THE TASK ▸
Transcribe all of the material exactly. Any picture in it should be left out.

DATASET EXCERPTS ▸
+ + + + + + +
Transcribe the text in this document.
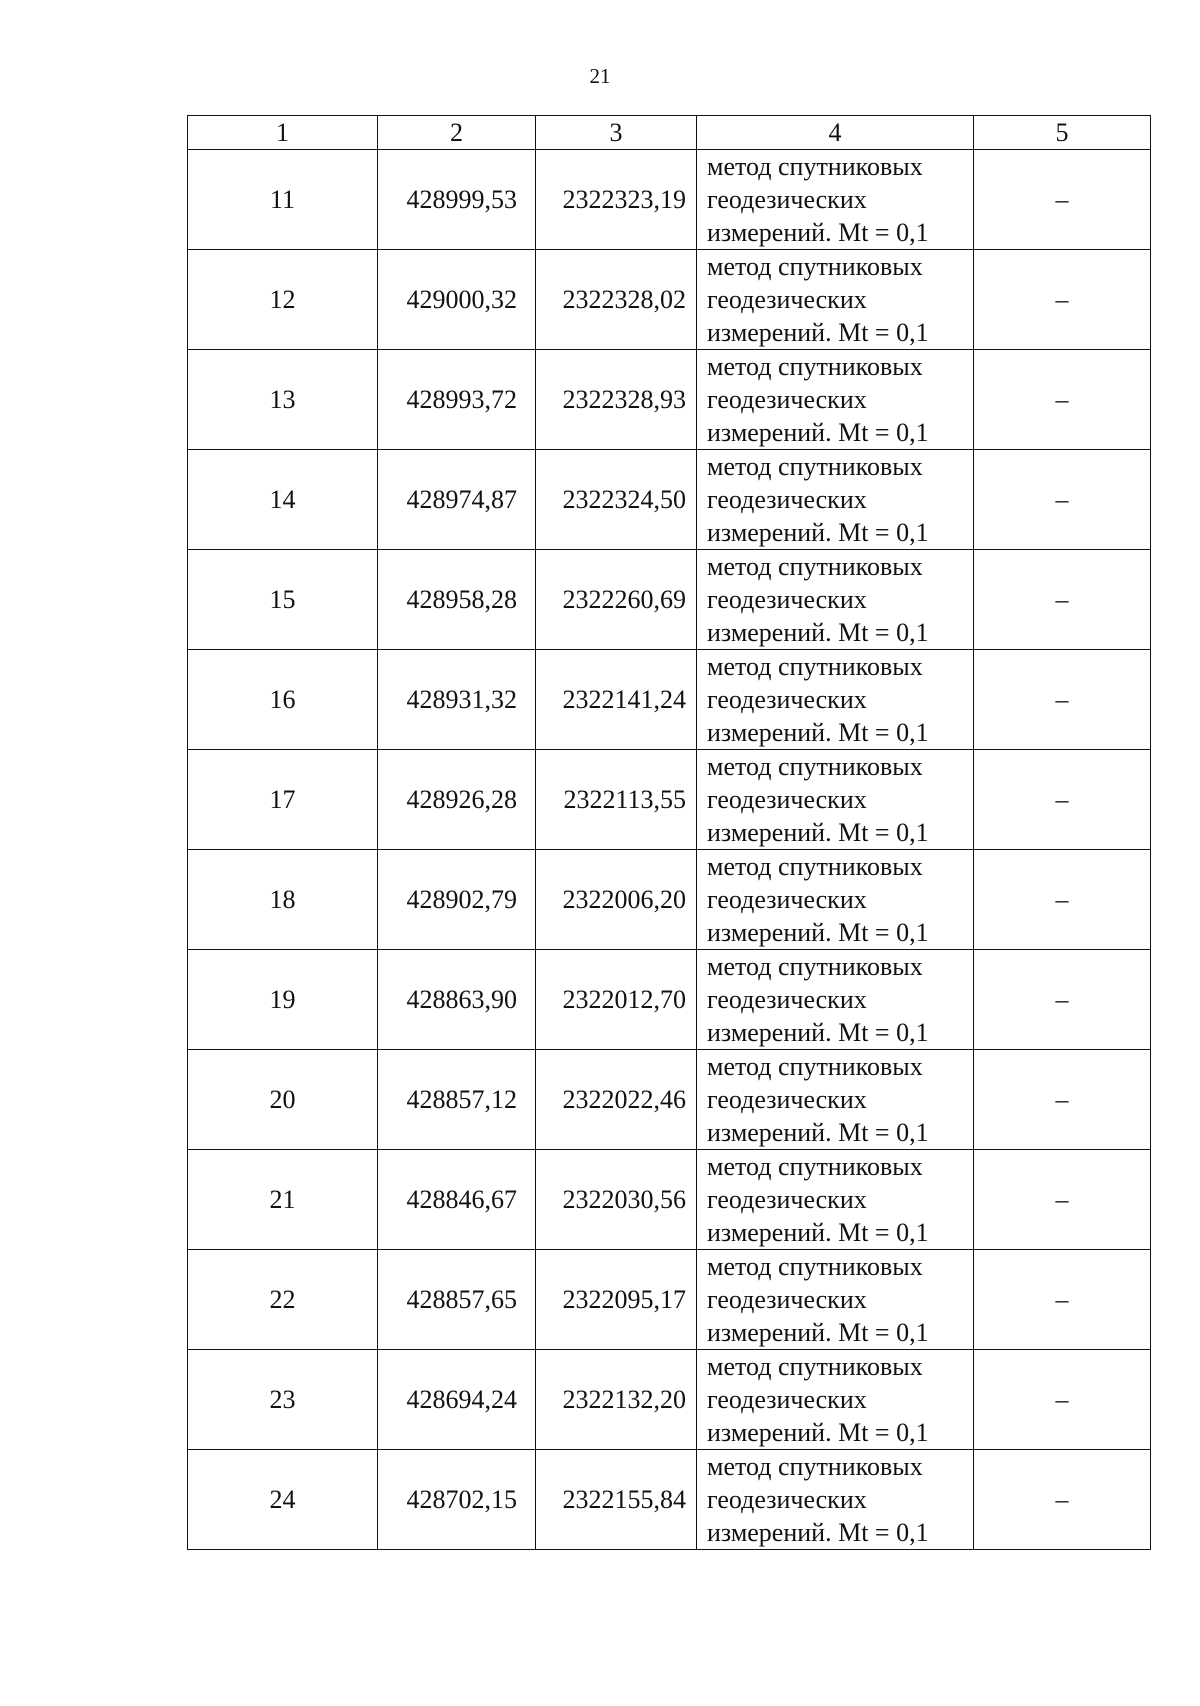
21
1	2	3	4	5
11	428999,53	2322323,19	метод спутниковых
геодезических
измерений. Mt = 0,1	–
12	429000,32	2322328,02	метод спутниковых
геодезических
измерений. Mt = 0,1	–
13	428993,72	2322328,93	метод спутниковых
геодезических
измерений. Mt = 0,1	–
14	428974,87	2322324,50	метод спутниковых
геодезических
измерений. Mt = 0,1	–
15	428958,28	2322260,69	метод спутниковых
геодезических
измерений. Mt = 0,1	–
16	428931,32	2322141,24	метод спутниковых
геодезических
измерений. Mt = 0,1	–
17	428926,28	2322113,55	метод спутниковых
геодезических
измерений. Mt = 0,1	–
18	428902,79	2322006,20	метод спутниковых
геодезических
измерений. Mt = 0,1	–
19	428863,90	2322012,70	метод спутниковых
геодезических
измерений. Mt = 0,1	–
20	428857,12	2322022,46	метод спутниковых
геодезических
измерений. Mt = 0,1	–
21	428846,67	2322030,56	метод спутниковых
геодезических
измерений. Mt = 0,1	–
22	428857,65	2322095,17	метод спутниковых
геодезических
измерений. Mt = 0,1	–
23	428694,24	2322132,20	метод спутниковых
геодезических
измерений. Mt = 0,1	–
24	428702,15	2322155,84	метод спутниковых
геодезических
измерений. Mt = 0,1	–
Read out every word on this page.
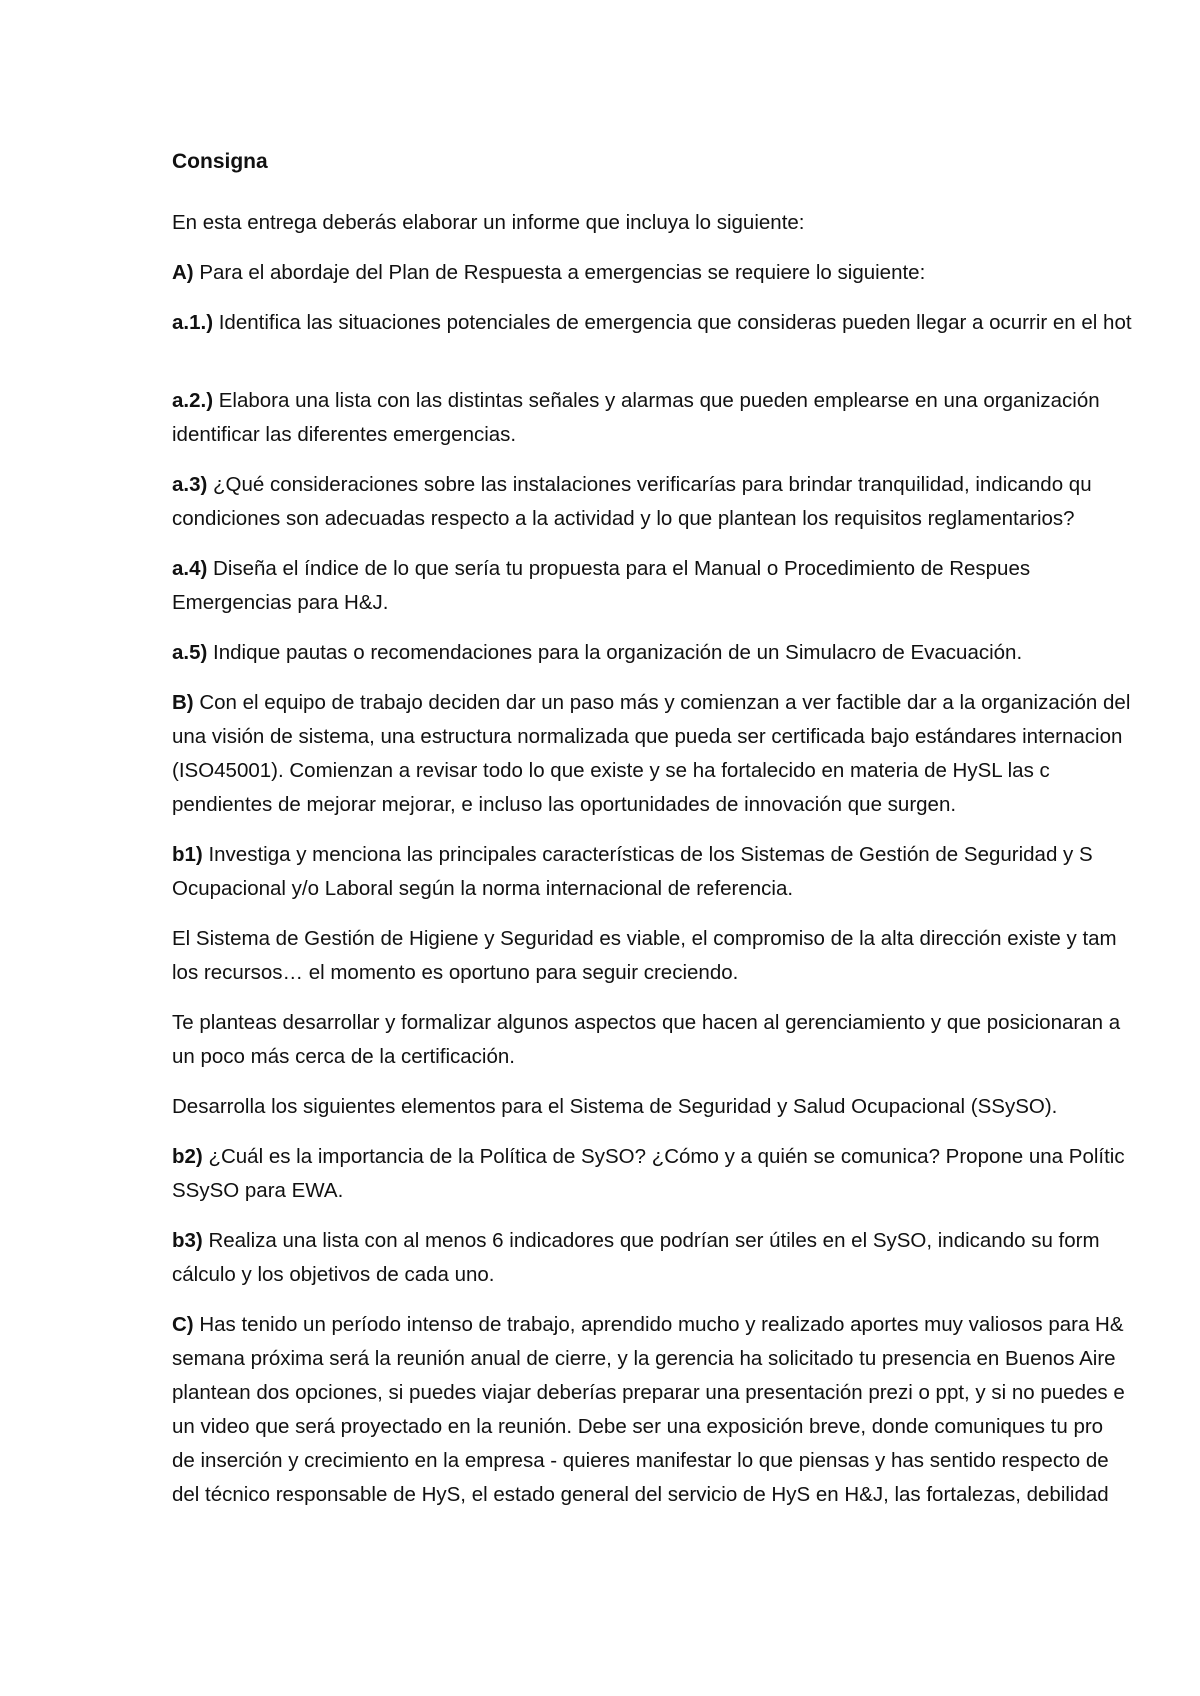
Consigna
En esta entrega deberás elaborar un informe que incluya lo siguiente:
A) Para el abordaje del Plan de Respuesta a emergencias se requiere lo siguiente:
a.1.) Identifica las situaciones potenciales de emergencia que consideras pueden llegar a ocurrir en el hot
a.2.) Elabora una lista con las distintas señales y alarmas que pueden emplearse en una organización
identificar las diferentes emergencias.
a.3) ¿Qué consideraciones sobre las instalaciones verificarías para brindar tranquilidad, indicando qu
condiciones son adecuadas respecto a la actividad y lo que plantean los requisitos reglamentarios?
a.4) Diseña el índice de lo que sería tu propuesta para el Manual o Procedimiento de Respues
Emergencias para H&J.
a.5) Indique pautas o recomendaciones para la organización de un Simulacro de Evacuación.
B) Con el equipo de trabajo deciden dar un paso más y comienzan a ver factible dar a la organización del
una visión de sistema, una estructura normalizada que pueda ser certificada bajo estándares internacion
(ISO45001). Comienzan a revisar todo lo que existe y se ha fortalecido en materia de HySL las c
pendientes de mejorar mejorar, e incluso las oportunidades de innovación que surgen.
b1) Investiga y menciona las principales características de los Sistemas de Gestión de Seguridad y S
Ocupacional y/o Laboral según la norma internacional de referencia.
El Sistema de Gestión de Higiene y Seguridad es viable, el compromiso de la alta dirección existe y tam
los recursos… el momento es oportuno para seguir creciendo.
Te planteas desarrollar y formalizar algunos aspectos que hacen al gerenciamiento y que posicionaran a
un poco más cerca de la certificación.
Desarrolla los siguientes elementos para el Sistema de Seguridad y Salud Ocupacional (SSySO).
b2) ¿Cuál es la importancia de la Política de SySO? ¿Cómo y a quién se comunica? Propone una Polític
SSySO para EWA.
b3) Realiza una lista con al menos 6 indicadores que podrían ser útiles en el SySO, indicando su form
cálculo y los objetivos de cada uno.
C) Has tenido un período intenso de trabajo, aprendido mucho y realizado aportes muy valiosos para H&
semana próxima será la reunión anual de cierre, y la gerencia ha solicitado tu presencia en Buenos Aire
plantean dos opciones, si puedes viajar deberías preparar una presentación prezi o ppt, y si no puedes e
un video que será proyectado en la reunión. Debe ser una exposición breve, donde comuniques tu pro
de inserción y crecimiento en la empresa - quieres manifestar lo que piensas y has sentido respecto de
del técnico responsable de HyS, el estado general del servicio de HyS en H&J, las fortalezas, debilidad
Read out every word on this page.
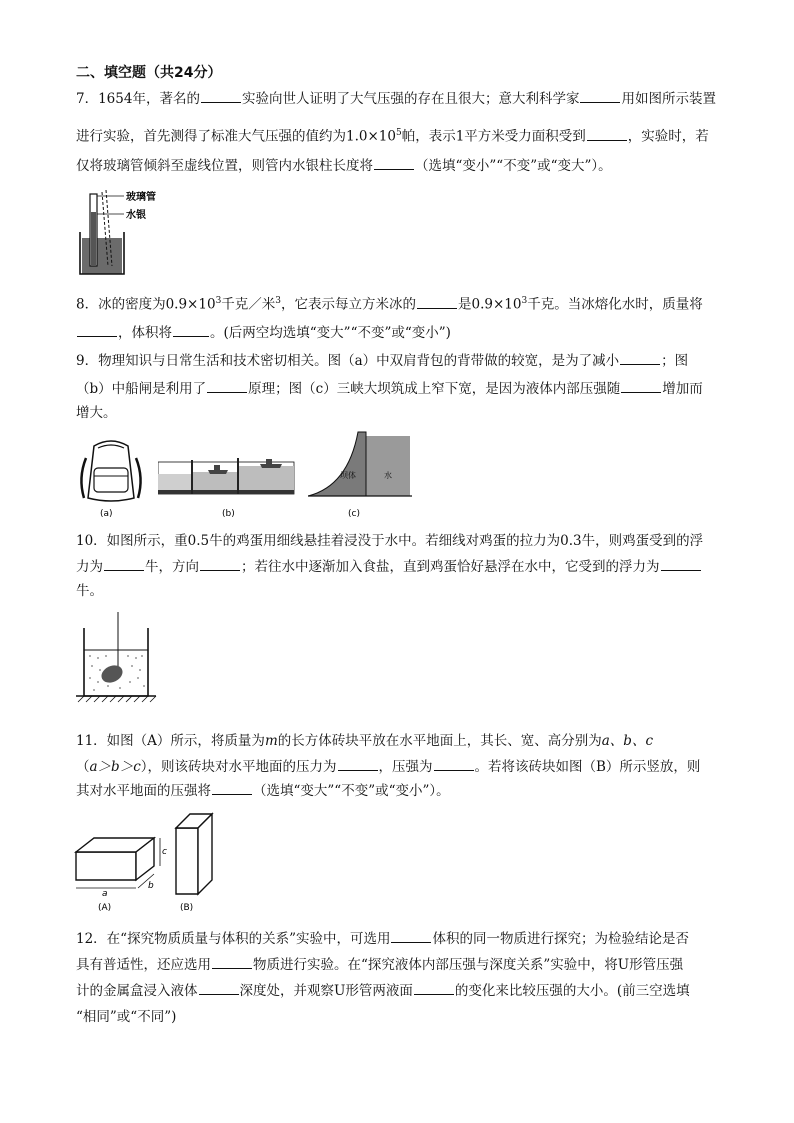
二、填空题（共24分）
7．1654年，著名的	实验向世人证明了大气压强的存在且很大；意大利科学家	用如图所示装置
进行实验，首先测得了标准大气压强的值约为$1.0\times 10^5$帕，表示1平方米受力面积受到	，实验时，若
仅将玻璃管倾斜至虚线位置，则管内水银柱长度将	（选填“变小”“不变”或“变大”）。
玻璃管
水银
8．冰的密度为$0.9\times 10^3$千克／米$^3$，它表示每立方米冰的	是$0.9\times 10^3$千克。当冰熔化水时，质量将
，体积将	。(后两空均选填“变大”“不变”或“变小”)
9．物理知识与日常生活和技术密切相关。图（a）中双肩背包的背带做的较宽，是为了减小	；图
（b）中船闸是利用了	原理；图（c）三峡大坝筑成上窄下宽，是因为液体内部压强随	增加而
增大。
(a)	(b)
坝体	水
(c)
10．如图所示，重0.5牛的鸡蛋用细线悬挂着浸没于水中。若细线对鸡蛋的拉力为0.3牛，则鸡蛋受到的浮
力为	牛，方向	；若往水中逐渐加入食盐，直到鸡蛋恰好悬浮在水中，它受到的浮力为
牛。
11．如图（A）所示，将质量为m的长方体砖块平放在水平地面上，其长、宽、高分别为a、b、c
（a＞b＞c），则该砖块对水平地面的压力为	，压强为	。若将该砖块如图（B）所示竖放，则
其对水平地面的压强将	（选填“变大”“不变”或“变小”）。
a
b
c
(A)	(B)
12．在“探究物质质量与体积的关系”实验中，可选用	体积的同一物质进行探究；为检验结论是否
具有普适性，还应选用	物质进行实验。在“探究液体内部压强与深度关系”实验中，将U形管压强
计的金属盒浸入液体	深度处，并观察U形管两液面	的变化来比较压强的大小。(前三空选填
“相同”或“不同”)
+ + + + + + +
EXPECTED ANSWER ▸
Transcribe the text in this document.
21
1	2	3	4	5
11	428999,53	2322323,19	метод спутниковых
геодезических
измерений. Mt = 0,1	–
12	429000,32	2322328,02	метод спутниковых
геодезических
измерений. Mt = 0,1	–
13	428993,72	2322328,93	метод спутниковых
геодезических
измерений. Mt = 0,1	–
14	428974,87	2322324,50	метод спутниковых
геодезических
измерений. Mt = 0,1	–
15	428958,28	2322260,69	метод спутниковых
геодезических
измерений. Mt = 0,1	–
16	428931,32	2322141,24	метод спутниковых
геодезических
измерений. Mt = 0,1	–
17	428926,28	2322113,55	метод спутниковых
геодезических
измерений. Mt = 0,1	–
18	428902,79	2322006,20	метод спутниковых
геодезических
измерений. Mt = 0,1	–
19	428863,90	2322012,70	метод спутниковых
геодезических
измерений. Mt = 0,1	–
20	428857,12	2322022,46	метод спутниковых
геодезических
измерений. Mt = 0,1	–
21	428846,67	2322030,56	метод спутниковых
геодезических
измерений. Mt = 0,1	–
22	428857,65	2322095,17	метод спутниковых
геодезических
измерений. Mt = 0,1	–
23	428694,24	2322132,20	метод спутниковых
геодезических
измерений. Mt = 0,1	–
24	428702,15	2322155,84	метод спутниковых
геодезических
измерений. Mt = 0,1	–
Read out every word on this page.
Consigna
En esta entrega deberás elaborar un informe que incluya lo siguiente:
A) Para el abordaje del Plan de Respuesta a emergencias se requiere lo siguiente:
a.1.) Identifica las situaciones potenciales de emergencia que consideras pueden llegar a ocurrir en el hot
a.2.) Elabora una lista con las distintas señales y alarmas que pueden emplearse en una organización
identificar las diferentes emergencias.
a.3) ¿Qué consideraciones sobre las instalaciones verificarías para brindar tranquilidad, indicando qu
condiciones son adecuadas respecto a la actividad y lo que plantean los requisitos reglamentarios?
a.4) Diseña el índice de lo que sería tu propuesta para el Manual o Procedimiento de Respues
Emergencias para H&J.
a.5) Indique pautas o recomendaciones para la organización de un Simulacro de Evacuación.
B) Con el equipo de trabajo deciden dar un paso más y comienzan a ver factible dar a la organización del
una visión de sistema, una estructura normalizada que pueda ser certificada bajo estándares internacion
(ISO45001). Comienzan a revisar todo lo que existe y se ha fortalecido en materia de HySL las c
pendientes de mejorar mejorar, e incluso las oportunidades de innovación que surgen.
b1) Investiga y menciona las principales características de los Sistemas de Gestión de Seguridad y S
Ocupacional y/o Laboral según la norma internacional de referencia.
El Sistema de Gestión de Higiene y Seguridad es viable, el compromiso de la alta dirección existe y tam
los recursos… el momento es oportuno para seguir creciendo.
Te planteas desarrollar y formalizar algunos aspectos que hacen al gerenciamiento y que posicionaran a
un poco más cerca de la certificación.
Desarrolla los siguientes elementos para el Sistema de Seguridad y Salud Ocupacional (SSySO).
b2) ¿Cuál es la importancia de la Política de SySO? ¿Cómo y a quién se comunica? Propone una Polític
SSySO para EWA.
b3) Realiza una lista con al menos 6 indicadores que podrían ser útiles en el SySO, indicando su form
cálculo y los objetivos de cada uno.
C) Has tenido un período intenso de trabajo, aprendido mucho y realizado aportes muy valiosos para H&
semana próxima será la reunión anual de cierre, y la gerencia ha solicitado tu presencia en Buenos Aire
plantean dos opciones, si puedes viajar deberías preparar una presentación prezi o ppt, y si no puedes e
un video que será proyectado en la reunión. Debe ser una exposición breve, donde comuniques tu pro
de inserción y crecimiento en la empresa - quieres manifestar lo que piensas y has sentido respecto de
del técnico responsable de HyS, el estado general del servicio de HyS en H&J, las fortalezas, debilidad
Read out every word on this page.
二、填空题（共24分）
7．1654年，著名的	实验向世人证明了大气压强的存在且很大；意大利科学家	用如图所示装置
进行实验，首先测得了标准大气压强的值约为$1.0\times 10^5$帕，表示1平方米受力面积受到	，实验时，若
仅将玻璃管倾斜至虚线位置，则管内水银柱长度将	（选填“变小”“不变”或“变大”）。
玻璃管
水银
8．冰的密度为$0.9\times 10^3$千克／米$^3$，它表示每立方米冰的	是$0.9\times 10^3$千克。当冰熔化水时，质量将
，体积将	。(后两空均选填“变大”“不变”或“变小”)
9．物理知识与日常生活和技术密切相关。图（a）中双肩背包的背带做的较宽，是为了减小	；图
（b）中船闸是利用了	原理；图（c）三峡大坝筑成上窄下宽，是因为液体内部压强随	增加而
增大。
(a)	(b)
坝体	水
(c)
10．如图所示，重0.5牛的鸡蛋用细线悬挂着浸没于水中。若细线对鸡蛋的拉力为0.3牛，则鸡蛋受到的浮
力为	牛，方向	；若往水中逐渐加入食盐，直到鸡蛋恰好悬浮在水中，它受到的浮力为
牛。
11．如图（A）所示，将质量为m的长方体砖块平放在水平地面上，其长、宽、高分别为a、b、c
（a＞b＞c），则该砖块对水平地面的压力为	，压强为	。若将该砖块如图（B）所示竖放，则
其对水平地面的压强将	（选填“变大”“不变”或“变小”）。
a
b
c
(A)	(B)
12．在“探究物质质量与体积的关系”实验中，可选用	体积的同一物质进行探究；为检验结论是否
具有普适性，还应选用	物质进行实验。在“探究液体内部压强与深度关系”实验中，将U形管压强
计的金属盒浸入液体	深度处，并观察U形管两液面	的变化来比较压强的大小。(前三空选填
“相同”或“不同”)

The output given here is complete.